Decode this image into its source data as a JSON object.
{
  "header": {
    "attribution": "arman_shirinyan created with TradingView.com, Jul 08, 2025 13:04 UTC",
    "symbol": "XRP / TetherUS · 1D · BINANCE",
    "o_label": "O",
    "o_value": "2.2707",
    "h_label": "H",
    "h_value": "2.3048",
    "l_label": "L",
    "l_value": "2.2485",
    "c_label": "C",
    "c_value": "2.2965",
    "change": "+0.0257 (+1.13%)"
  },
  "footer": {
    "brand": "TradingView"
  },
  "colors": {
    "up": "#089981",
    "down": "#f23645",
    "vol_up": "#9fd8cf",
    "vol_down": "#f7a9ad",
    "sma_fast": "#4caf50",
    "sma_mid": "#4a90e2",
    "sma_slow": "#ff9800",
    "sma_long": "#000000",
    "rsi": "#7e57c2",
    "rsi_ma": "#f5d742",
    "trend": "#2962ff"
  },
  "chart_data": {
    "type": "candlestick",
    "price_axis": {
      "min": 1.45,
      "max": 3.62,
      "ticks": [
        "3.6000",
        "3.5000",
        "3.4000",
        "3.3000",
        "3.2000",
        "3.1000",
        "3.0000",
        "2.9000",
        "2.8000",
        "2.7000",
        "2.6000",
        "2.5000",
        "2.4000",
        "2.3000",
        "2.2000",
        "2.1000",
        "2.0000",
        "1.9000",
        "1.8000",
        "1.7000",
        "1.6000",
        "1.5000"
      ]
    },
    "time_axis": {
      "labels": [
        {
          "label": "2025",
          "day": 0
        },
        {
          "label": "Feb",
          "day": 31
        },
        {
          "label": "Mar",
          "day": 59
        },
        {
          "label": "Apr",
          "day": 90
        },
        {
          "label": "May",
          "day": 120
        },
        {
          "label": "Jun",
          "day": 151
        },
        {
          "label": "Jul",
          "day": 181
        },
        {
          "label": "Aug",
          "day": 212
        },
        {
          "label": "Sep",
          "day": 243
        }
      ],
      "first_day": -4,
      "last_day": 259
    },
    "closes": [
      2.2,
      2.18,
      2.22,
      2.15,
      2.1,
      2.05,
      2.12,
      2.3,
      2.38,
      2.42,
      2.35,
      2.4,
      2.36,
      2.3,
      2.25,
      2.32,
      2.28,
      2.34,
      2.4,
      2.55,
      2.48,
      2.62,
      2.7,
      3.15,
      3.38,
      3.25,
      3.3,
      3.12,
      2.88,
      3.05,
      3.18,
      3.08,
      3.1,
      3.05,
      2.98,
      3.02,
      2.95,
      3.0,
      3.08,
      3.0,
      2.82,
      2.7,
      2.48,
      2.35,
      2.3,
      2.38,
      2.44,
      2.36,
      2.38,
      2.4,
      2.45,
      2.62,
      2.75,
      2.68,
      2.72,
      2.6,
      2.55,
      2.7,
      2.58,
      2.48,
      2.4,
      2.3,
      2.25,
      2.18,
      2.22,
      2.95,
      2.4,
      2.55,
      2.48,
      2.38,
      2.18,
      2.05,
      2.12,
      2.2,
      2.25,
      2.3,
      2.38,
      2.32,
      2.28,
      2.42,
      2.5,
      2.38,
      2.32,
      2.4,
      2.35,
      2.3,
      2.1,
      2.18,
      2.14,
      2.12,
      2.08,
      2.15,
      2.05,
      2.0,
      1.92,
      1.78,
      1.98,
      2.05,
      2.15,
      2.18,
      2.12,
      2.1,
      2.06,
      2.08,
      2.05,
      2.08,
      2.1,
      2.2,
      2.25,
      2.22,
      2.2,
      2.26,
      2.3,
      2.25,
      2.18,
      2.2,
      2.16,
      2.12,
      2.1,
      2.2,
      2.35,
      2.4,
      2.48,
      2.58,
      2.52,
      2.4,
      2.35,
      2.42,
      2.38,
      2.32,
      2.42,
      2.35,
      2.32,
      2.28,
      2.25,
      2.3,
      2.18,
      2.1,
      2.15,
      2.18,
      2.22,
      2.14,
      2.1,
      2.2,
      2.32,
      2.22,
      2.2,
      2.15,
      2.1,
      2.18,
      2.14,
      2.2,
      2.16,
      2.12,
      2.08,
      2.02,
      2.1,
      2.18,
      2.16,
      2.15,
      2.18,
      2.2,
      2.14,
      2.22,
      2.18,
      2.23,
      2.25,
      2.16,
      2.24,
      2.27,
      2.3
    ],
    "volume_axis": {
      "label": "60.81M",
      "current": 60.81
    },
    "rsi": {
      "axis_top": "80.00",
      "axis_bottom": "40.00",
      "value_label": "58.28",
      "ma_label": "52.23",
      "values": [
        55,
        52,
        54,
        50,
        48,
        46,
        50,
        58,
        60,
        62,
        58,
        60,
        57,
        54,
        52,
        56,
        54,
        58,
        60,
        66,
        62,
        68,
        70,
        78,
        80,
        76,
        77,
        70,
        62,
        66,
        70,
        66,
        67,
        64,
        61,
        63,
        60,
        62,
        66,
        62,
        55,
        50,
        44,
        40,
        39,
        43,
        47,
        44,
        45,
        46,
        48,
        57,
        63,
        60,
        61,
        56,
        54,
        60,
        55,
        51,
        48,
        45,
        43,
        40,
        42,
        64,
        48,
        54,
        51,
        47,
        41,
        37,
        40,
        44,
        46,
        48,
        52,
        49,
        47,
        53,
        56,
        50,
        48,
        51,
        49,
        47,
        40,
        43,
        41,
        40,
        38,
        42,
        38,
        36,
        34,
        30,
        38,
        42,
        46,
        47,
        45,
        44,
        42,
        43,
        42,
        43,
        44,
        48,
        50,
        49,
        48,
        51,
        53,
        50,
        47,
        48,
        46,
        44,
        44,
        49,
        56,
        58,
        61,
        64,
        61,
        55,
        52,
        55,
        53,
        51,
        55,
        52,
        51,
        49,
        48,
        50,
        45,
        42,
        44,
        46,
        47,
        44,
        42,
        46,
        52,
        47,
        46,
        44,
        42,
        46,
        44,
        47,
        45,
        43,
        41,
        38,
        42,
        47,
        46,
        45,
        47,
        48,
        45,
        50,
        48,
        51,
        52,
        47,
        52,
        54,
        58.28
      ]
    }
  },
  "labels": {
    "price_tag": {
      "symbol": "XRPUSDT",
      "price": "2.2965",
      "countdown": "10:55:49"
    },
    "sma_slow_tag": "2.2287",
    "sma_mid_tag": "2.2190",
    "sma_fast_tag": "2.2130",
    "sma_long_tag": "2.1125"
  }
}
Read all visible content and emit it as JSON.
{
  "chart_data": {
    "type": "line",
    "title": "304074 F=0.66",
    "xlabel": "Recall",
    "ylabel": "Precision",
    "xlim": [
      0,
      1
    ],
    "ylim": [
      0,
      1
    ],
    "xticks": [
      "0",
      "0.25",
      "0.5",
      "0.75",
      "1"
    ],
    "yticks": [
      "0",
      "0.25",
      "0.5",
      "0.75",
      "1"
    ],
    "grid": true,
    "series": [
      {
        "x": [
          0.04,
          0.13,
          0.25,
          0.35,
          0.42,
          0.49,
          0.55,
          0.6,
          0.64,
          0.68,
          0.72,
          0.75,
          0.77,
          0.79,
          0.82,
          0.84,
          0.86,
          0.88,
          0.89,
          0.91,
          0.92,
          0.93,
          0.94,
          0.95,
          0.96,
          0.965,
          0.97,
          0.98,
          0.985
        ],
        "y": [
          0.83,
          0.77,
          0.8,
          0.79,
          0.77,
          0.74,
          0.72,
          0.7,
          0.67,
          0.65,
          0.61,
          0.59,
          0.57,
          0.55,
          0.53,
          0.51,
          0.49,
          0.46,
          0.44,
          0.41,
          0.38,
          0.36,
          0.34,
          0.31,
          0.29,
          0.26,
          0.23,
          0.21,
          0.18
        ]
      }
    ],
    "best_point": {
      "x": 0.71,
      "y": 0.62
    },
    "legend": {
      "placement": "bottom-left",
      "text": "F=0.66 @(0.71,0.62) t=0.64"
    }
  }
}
——————————
#### [EXERCISE AIM]
Find all lines with "JSON" in them and copy each one.

#### [RESPONSE TO THE TASK]
Decode this image into its source data as a JSON object.
Read all visible content and emit it as JSON.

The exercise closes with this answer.